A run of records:
• • • • • • •
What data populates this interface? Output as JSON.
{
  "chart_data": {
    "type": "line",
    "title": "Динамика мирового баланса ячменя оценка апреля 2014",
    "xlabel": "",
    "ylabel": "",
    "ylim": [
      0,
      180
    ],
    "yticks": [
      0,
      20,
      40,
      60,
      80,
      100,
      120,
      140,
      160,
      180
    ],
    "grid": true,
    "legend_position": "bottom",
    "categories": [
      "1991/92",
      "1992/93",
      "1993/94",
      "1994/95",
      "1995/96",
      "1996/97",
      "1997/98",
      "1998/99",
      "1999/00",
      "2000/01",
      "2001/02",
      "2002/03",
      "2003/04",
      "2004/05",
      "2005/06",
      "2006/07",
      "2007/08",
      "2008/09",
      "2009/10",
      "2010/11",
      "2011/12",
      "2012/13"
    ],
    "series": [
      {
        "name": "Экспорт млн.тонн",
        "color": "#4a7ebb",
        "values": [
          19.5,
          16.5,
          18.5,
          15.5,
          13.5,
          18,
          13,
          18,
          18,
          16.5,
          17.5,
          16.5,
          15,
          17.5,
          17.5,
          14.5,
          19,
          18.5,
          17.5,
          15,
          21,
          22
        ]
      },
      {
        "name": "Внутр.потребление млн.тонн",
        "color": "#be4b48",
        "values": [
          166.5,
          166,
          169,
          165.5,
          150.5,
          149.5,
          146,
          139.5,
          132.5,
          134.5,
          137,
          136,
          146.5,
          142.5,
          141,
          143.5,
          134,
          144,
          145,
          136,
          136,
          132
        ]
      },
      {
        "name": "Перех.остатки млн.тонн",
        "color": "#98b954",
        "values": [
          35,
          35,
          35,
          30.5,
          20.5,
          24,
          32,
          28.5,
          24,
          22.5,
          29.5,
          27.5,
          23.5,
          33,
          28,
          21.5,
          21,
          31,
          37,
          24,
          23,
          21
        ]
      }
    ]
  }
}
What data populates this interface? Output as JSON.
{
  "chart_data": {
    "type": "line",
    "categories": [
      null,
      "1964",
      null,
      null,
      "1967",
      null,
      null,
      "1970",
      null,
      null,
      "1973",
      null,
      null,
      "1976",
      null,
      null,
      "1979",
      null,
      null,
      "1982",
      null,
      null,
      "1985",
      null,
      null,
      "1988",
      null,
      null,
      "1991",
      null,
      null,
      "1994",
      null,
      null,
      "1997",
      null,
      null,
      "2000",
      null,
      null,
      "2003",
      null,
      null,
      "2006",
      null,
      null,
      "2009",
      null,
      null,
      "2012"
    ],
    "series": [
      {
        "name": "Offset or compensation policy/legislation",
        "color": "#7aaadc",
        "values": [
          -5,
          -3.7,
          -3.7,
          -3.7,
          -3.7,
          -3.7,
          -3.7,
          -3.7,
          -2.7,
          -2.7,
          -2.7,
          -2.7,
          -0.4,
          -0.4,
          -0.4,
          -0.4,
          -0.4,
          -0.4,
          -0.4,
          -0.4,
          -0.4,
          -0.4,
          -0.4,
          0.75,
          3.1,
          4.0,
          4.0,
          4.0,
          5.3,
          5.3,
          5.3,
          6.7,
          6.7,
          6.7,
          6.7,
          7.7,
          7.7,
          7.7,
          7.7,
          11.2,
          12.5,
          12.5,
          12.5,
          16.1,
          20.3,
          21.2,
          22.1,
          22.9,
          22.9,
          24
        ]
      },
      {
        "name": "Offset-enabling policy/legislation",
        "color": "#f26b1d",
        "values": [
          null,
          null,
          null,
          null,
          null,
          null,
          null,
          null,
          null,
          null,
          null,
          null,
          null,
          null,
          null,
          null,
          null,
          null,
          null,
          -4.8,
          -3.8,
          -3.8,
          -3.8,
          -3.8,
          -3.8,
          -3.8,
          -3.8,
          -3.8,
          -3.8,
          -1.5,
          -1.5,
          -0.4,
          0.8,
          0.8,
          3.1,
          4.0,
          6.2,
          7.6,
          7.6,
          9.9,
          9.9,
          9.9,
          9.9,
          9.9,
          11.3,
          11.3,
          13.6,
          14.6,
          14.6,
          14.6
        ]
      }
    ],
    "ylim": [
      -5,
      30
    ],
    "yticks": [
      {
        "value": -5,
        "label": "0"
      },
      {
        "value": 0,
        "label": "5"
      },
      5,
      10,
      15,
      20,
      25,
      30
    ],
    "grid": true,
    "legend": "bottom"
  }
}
• • • • • • •
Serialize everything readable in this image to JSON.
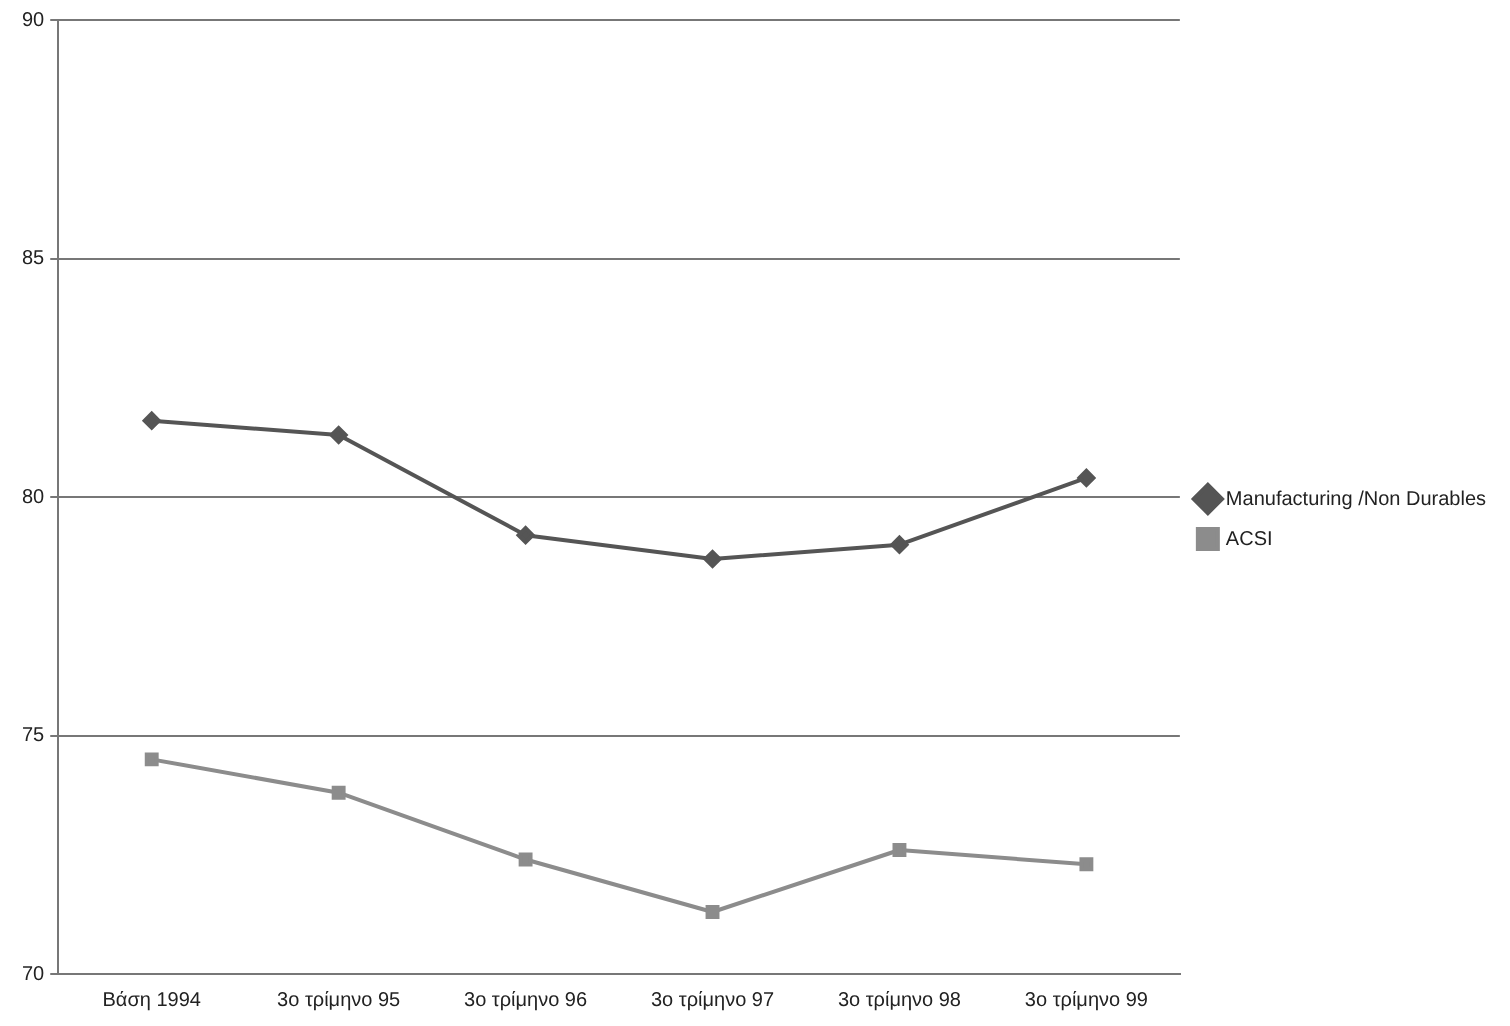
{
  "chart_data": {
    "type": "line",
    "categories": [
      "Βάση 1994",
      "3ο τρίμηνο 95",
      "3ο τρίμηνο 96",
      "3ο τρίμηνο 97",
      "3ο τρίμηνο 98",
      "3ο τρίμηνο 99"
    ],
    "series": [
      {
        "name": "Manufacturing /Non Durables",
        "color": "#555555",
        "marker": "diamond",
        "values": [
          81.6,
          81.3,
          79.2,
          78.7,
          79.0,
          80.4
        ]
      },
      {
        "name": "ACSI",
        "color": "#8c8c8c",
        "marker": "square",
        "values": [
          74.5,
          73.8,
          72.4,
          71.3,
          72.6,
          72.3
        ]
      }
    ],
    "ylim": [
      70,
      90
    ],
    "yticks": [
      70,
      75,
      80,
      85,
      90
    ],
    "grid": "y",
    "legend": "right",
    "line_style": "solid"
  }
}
• • • • • • •
§ **STATED PROBLEM**
Say, as a bare number, how many lines in the entries above include the string "name".

§ **RESPONSE TO THE TASK**
7